Exercise objective:
Answer with one number: the count of lines in the listing below that hold the word "DJIA".
::::
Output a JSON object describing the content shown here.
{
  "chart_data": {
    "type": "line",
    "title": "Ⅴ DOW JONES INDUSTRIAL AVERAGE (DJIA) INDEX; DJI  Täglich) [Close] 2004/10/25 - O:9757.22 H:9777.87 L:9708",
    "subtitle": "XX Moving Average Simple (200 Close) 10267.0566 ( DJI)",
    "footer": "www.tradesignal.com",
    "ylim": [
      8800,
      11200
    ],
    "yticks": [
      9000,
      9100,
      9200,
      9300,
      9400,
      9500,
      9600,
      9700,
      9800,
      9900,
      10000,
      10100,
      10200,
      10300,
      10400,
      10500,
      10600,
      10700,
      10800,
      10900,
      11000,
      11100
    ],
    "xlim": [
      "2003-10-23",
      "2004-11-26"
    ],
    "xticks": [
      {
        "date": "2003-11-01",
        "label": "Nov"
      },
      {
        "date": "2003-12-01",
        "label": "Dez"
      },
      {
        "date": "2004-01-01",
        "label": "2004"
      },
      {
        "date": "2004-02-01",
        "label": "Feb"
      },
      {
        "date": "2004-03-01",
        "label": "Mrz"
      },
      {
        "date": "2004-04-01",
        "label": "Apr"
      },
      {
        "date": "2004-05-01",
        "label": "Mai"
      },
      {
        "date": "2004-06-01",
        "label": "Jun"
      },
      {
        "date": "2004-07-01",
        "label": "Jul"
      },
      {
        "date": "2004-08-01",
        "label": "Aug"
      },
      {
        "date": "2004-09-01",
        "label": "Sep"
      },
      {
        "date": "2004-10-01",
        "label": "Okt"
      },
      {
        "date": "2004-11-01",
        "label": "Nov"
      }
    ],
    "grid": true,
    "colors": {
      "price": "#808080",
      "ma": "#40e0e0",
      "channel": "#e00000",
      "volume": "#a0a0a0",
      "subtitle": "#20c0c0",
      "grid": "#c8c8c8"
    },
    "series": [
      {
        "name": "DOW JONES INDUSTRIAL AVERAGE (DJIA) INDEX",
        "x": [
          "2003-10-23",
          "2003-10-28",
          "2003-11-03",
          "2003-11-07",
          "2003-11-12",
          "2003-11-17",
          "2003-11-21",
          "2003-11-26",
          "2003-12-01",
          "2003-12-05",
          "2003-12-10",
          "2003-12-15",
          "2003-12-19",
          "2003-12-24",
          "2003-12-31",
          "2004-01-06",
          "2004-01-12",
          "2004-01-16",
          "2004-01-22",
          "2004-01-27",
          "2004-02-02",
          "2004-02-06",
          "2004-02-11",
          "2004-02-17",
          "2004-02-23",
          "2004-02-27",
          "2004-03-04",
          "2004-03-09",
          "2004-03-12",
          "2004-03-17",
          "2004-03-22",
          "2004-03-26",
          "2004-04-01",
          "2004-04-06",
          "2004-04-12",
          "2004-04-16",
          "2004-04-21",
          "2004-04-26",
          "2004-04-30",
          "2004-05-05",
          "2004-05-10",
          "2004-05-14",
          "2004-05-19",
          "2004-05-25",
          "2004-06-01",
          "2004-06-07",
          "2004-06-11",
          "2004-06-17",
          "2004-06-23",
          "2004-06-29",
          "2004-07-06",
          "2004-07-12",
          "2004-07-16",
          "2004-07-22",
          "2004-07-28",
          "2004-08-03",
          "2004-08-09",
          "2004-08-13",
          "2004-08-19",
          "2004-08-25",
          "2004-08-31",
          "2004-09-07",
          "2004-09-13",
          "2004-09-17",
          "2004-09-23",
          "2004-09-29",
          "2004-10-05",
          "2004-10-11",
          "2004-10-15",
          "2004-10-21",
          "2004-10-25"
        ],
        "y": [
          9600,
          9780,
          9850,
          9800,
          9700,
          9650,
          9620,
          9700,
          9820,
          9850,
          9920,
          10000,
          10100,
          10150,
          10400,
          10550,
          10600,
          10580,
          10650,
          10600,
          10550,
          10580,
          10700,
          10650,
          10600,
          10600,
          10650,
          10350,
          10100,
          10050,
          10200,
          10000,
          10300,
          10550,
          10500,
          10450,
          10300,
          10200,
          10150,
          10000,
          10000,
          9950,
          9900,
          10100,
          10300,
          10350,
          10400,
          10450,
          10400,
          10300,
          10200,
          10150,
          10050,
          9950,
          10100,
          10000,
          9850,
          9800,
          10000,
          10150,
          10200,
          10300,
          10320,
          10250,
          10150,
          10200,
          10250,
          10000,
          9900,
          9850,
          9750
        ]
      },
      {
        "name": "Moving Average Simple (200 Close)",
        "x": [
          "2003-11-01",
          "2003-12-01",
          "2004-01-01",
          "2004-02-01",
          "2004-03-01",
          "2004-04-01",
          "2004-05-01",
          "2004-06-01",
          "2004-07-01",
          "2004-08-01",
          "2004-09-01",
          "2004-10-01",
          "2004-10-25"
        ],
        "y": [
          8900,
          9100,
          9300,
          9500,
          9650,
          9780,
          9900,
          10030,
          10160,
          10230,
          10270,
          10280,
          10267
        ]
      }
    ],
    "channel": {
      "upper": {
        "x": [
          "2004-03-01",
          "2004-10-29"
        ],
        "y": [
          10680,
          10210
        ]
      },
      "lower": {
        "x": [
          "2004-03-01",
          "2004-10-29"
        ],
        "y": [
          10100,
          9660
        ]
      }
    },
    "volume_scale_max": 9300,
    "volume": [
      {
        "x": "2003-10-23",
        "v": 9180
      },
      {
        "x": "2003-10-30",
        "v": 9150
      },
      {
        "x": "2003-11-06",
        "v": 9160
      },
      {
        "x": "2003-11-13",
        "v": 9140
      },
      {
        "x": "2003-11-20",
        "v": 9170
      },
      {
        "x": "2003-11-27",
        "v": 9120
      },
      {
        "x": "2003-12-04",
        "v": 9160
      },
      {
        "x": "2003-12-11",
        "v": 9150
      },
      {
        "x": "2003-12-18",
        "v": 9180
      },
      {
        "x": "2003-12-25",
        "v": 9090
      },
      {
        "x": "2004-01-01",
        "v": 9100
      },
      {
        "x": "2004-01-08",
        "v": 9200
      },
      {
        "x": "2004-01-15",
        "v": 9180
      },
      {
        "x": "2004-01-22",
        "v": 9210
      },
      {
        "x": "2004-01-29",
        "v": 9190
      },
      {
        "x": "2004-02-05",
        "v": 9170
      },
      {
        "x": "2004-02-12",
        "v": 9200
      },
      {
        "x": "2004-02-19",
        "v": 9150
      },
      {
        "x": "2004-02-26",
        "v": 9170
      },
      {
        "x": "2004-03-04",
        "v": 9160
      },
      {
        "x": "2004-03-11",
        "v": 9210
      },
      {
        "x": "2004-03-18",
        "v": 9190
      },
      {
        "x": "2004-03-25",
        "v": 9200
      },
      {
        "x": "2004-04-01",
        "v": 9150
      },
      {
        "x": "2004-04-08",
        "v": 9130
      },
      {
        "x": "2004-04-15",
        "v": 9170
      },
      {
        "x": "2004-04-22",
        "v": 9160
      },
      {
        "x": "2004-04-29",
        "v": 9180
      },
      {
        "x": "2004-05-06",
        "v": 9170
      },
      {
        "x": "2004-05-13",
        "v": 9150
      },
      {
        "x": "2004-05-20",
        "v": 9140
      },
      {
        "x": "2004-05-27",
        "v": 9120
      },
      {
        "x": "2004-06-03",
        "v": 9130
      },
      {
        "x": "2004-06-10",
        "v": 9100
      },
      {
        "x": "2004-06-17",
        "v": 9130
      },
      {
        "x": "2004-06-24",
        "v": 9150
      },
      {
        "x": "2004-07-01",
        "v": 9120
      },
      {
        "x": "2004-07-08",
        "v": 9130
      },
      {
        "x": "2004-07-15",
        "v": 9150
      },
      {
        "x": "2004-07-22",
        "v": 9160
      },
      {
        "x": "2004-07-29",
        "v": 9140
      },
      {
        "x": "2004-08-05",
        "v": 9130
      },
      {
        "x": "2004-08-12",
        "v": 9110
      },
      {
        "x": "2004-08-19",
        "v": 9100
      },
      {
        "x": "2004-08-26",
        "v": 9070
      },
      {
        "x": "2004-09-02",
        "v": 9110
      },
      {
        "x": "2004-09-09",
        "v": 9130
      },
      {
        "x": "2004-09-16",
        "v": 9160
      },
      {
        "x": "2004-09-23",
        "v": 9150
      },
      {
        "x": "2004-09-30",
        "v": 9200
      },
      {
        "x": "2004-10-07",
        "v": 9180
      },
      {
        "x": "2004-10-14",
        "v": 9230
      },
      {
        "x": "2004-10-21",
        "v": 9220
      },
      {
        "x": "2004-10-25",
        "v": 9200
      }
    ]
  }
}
::::
Exercise result:
2